EXERCISE REQUIREMENTS → Rewrite the listing from its first line through the line containing "key-bit-cross-icon: [479, 488, 496, 501]", changing every "century-label" to "era-label" and leaving all else as it is.

Layout dataset entries:
** Begin **
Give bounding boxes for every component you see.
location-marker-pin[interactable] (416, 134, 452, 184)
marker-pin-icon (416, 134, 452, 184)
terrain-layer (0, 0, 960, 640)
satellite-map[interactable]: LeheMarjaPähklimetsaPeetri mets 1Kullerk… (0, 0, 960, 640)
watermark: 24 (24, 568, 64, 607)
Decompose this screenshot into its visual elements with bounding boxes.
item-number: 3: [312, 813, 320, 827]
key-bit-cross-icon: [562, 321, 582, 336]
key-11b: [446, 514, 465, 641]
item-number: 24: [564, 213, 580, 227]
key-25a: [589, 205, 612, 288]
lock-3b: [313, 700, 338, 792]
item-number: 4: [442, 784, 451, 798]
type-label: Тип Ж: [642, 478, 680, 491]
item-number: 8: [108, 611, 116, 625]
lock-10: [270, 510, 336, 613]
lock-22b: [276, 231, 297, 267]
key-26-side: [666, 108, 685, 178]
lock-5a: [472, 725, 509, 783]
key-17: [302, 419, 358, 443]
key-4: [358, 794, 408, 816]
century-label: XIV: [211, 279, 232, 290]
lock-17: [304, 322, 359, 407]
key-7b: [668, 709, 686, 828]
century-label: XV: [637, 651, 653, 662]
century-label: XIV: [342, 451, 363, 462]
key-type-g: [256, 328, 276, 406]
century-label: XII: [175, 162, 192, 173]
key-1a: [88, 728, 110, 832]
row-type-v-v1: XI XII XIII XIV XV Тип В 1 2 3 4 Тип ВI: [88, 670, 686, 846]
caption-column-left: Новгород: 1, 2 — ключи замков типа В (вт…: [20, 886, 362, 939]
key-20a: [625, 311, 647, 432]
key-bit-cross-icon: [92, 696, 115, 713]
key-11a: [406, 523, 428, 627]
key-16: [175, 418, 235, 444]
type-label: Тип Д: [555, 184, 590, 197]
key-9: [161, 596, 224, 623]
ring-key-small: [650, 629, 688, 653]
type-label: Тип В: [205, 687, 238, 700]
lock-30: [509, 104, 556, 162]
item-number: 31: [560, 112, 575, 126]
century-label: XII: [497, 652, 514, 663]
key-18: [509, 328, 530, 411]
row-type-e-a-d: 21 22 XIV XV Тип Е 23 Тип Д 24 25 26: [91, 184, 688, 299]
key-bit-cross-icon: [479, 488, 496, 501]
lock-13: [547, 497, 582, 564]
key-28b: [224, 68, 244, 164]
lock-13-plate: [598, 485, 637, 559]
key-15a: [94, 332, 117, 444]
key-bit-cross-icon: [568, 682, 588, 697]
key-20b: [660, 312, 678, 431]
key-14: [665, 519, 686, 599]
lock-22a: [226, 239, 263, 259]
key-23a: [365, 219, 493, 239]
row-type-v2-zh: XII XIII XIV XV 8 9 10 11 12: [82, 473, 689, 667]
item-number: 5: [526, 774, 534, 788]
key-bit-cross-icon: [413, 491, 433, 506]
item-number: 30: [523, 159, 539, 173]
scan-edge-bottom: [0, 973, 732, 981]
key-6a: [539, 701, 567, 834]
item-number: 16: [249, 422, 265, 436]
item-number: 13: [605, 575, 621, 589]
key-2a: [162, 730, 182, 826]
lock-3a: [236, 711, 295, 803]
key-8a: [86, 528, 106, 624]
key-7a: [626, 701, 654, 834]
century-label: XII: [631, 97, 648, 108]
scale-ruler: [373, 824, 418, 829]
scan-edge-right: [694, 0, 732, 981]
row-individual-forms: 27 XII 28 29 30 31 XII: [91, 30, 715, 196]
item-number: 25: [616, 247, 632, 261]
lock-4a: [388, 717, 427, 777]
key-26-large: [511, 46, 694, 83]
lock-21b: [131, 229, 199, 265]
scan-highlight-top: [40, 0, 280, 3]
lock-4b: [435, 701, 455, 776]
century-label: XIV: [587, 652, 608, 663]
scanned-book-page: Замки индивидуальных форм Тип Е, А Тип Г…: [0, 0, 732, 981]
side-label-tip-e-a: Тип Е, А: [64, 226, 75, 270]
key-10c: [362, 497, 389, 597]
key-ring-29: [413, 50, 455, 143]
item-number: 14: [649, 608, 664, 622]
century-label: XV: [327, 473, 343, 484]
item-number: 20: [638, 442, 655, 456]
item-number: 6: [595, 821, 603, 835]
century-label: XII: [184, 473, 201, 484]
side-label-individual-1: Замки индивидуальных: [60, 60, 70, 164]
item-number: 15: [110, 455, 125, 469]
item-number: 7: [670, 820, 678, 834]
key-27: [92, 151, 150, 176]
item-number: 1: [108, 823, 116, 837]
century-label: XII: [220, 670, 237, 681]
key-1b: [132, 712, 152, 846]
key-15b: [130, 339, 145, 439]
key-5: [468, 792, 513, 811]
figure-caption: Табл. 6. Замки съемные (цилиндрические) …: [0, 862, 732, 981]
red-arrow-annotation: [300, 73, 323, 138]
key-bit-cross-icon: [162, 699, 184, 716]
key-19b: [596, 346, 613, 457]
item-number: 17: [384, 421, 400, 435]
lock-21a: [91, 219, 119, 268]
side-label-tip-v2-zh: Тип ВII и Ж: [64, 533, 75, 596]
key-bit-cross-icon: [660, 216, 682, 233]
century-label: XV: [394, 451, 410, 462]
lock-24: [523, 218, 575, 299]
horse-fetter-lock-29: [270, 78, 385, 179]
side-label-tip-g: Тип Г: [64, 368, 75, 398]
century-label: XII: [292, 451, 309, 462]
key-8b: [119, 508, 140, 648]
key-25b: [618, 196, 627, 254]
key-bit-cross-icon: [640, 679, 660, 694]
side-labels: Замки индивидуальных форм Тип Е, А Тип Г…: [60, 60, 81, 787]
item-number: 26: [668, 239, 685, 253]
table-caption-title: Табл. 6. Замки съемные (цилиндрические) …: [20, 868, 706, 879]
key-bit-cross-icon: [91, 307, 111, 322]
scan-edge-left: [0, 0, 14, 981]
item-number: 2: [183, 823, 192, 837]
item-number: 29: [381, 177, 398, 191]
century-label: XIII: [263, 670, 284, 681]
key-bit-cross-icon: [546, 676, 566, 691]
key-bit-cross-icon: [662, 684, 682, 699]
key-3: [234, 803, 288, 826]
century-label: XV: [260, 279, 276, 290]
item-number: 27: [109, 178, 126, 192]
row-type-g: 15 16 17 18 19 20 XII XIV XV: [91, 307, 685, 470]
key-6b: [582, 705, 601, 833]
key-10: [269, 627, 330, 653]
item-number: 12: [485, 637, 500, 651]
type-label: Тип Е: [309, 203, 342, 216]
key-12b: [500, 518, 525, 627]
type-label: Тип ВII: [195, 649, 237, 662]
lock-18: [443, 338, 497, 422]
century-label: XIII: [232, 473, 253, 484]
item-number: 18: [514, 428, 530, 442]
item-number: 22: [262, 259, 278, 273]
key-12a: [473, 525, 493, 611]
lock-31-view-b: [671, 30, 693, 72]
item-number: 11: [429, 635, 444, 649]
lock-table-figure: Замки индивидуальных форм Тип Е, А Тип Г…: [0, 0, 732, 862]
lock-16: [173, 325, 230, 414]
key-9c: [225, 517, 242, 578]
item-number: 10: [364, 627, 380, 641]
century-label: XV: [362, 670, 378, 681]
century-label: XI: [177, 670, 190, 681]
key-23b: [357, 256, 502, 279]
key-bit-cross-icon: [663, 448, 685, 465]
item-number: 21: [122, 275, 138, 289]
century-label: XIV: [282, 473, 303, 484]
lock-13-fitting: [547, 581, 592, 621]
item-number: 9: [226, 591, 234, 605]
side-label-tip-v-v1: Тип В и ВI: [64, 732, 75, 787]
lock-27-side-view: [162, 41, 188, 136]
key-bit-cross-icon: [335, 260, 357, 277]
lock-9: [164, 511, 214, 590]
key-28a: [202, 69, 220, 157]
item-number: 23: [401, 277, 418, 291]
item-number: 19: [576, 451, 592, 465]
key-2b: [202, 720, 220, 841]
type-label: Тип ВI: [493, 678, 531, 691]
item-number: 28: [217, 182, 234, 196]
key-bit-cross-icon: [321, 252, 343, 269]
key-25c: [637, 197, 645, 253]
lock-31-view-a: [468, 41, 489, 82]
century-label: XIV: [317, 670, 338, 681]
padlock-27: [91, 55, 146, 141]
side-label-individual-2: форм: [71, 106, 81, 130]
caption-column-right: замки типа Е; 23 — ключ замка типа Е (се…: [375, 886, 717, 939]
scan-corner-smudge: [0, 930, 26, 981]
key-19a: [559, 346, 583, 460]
** End **
SOLUTION TO THIS TASK →
Give bounding boxes for every component you see.
location-marker-pin[interactable] (416, 134, 452, 184)
marker-pin-icon (416, 134, 452, 184)
terrain-layer (0, 0, 960, 640)
satellite-map[interactable]: LeheMarjaPähklimetsaPeetri mets 1Kullerk… (0, 0, 960, 640)
watermark: 24 (24, 568, 64, 607)
Decompose this screenshot into its visual elements with bounding boxes.
item-number: 3: [312, 813, 320, 827]
key-bit-cross-icon: [562, 321, 582, 336]
key-11b: [446, 514, 465, 641]
item-number: 24: [564, 213, 580, 227]
key-25a: [589, 205, 612, 288]
lock-3b: [313, 700, 338, 792]
item-number: 4: [442, 784, 451, 798]
type-label: Тип Ж: [642, 478, 680, 491]
item-number: 8: [108, 611, 116, 625]
lock-10: [270, 510, 336, 613]
lock-22b: [276, 231, 297, 267]
key-26-side: [666, 108, 685, 178]
lock-5a: [472, 725, 509, 783]
key-17: [302, 419, 358, 443]
key-4: [358, 794, 408, 816]
era-label: XIV: [211, 279, 232, 290]
lock-17: [304, 322, 359, 407]
key-7b: [668, 709, 686, 828]
era-label: XV: [637, 651, 653, 662]
era-label: XIV: [342, 451, 363, 462]
key-type-g: [256, 328, 276, 406]
era-label: XII: [175, 162, 192, 173]
key-1a: [88, 728, 110, 832]
row-type-v-v1: XI XII XIII XIV XV Тип В 1 2 3 4 Тип ВI: [88, 670, 686, 846]
caption-column-left: Новгород: 1, 2 — ключи замков типа В (вт…: [20, 886, 362, 939]
key-20a: [625, 311, 647, 432]
key-bit-cross-icon: [92, 696, 115, 713]
key-11a: [406, 523, 428, 627]
key-16: [175, 418, 235, 444]
type-label: Тип Д: [555, 184, 590, 197]
key-9: [161, 596, 224, 623]
ring-key-small: [650, 629, 688, 653]
type-label: Тип В: [205, 687, 238, 700]
lock-30: [509, 104, 556, 162]
item-number: 31: [560, 112, 575, 126]
era-label: XII: [497, 652, 514, 663]
key-18: [509, 328, 530, 411]
row-type-e-a-d: 21 22 XIV XV Тип Е 23 Тип Д 24 25 26: [91, 184, 688, 299]
key-bit-cross-icon: [479, 488, 496, 501]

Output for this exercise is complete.